» **What to produce**: Omit every picture and write out the rest of the records exactly.

» **Supplied records**:
________
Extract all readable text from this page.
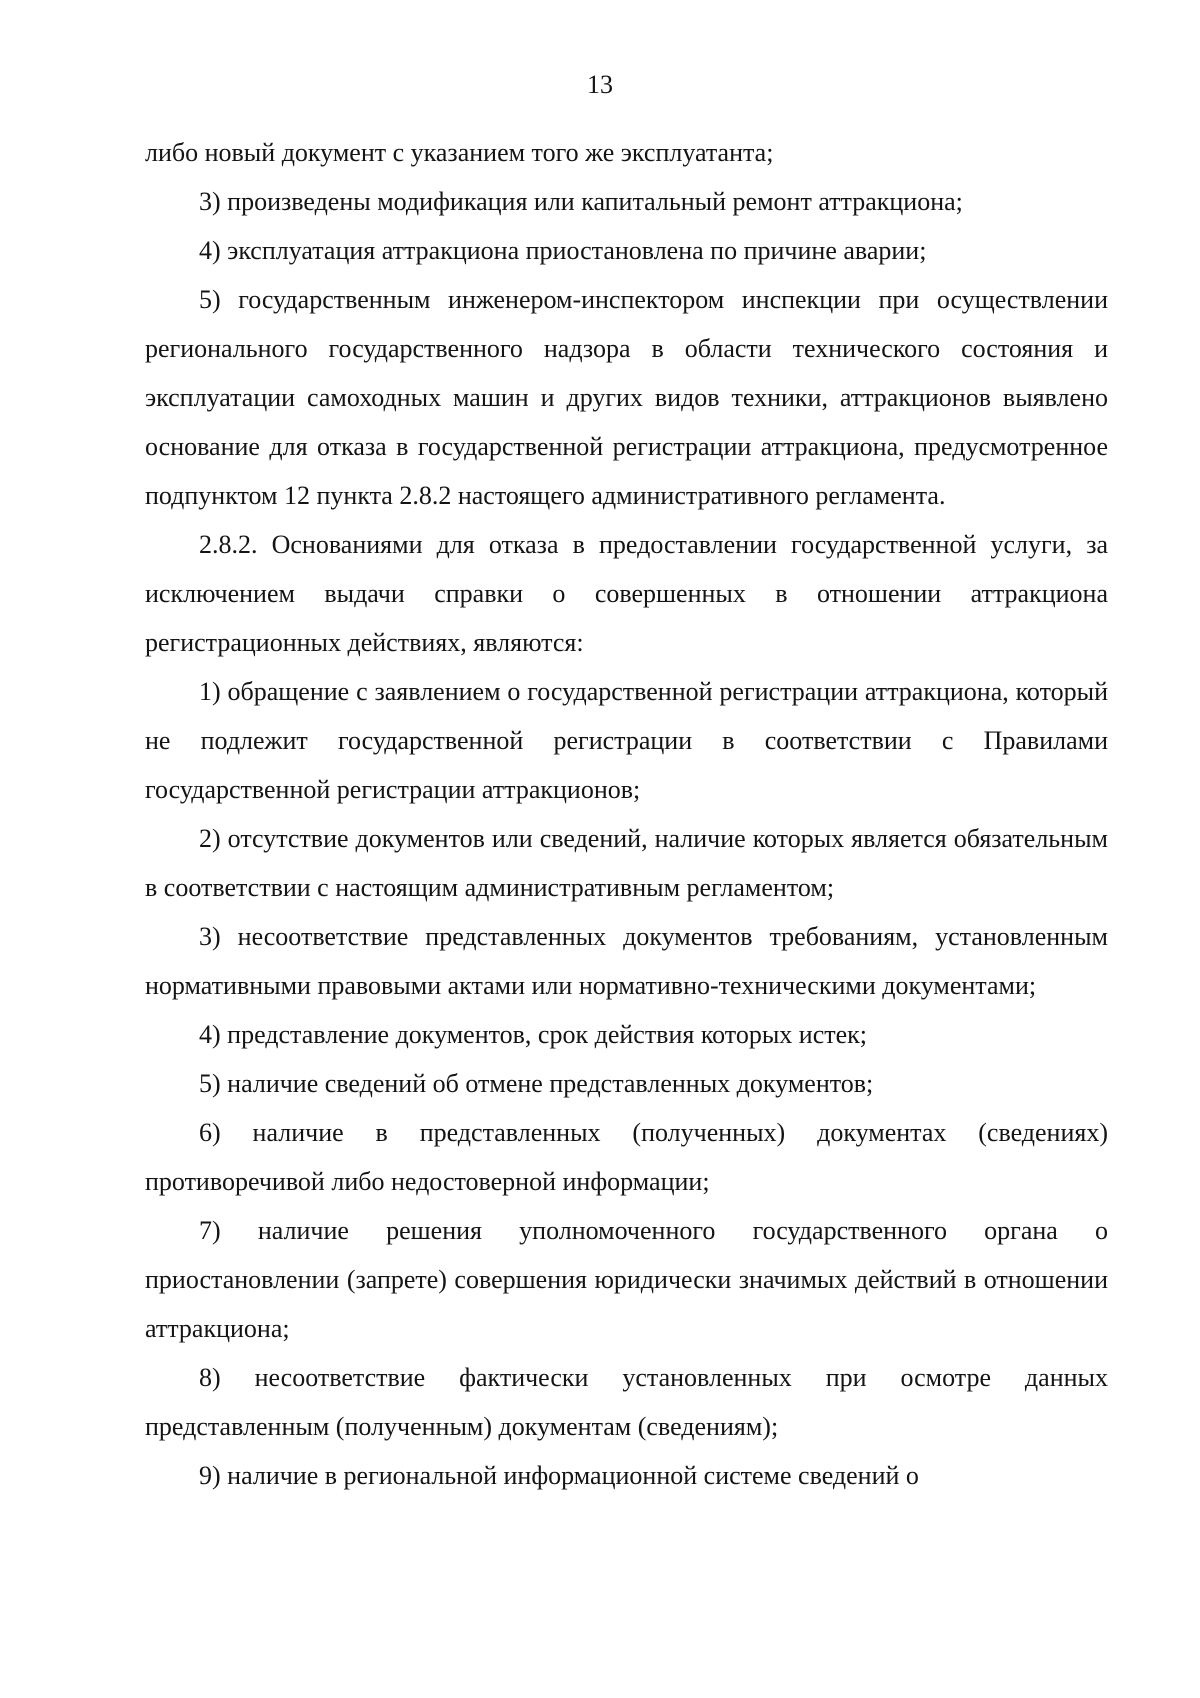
13

либо новый документ с указанием того же эксплуатанта;

3) произведены модификация или капитальный ремонт аттракциона;

4) эксплуатация аттракциона приостановлена по причине аварии;

5) государственным инженером-инспектором инспекции при осуществлении регионального государственного надзора в области технического состояния и эксплуатации самоходных машин и других видов техники, аттракционов выявлено основание для отказа в государственной регистрации аттракциона, предусмотренное подпунктом 12 пункта 2.8.2 настоящего административного регламента.

2.8.2. Основаниями для отказа в предоставлении государственной услуги, за исключением выдачи справки о совершенных в отношении аттракциона регистрационных действиях, являются:

1) обращение с заявлением о государственной регистрации аттракциона, который не подлежит государственной регистрации в соответствии с Правилами государственной регистрации аттракционов;

2) отсутствие документов или сведений, наличие которых является обязательным в соответствии с настоящим административным регламентом;

3) несоответствие представленных документов требованиям, установленным нормативными правовыми актами или нормативно-техническими документами;

4) представление документов, срок действия которых истек;

5) наличие сведений об отмене представленных документов;

6) наличие в представленных (полученных) документах (сведениях) противоречивой либо недостоверной информации;

7) наличие решения уполномоченного государственного органа о приостановлении (запрете) совершения юридически значимых действий в отношении аттракциона;

8) несоответствие фактически установленных при осмотре данных представленным (полученным) документам (сведениям);

9) наличие в региональной информационной системе сведений о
________
» **The reply**:
Extract all readable text from this page.
13

либо новый документ с указанием того же эксплуатанта;

3) произведены модификация или капитальный ремонт аттракциона;

4) эксплуатация аттракциона приостановлена по причине аварии;

5) государственным инженером-инспектором инспекции при осуществлении регионального государственного надзора в области технического состояния и эксплуатации самоходных машин и других видов техники, аттракционов выявлено основание для отказа в государственной регистрации аттракциона, предусмотренное подпунктом 12 пункта 2.8.2 настоящего административного регламента.

2.8.2. Основаниями для отказа в предоставлении государственной услуги, за исключением выдачи справки о совершенных в отношении аттракциона регистрационных действиях, являются:

1) обращение с заявлением о государственной регистрации аттракциона, который не подлежит государственной регистрации в соответствии с Правилами государственной регистрации аттракционов;

2) отсутствие документов или сведений, наличие которых является обязательным в соответствии с настоящим административным регламентом;

3) несоответствие представленных документов требованиям, установленным нормативными правовыми актами или нормативно-техническими документами;

4) представление документов, срок действия которых истек;

5) наличие сведений об отмене представленных документов;

6) наличие в представленных (полученных) документах (сведениях) противоречивой либо недостоверной информации;

7) наличие решения уполномоченного государственного органа о приостановлении (запрете) совершения юридически значимых действий в отношении аттракциона;

8) несоответствие фактически установленных при осмотре данных представленным (полученным) документам (сведениям);

9) наличие в региональной информационной системе сведений о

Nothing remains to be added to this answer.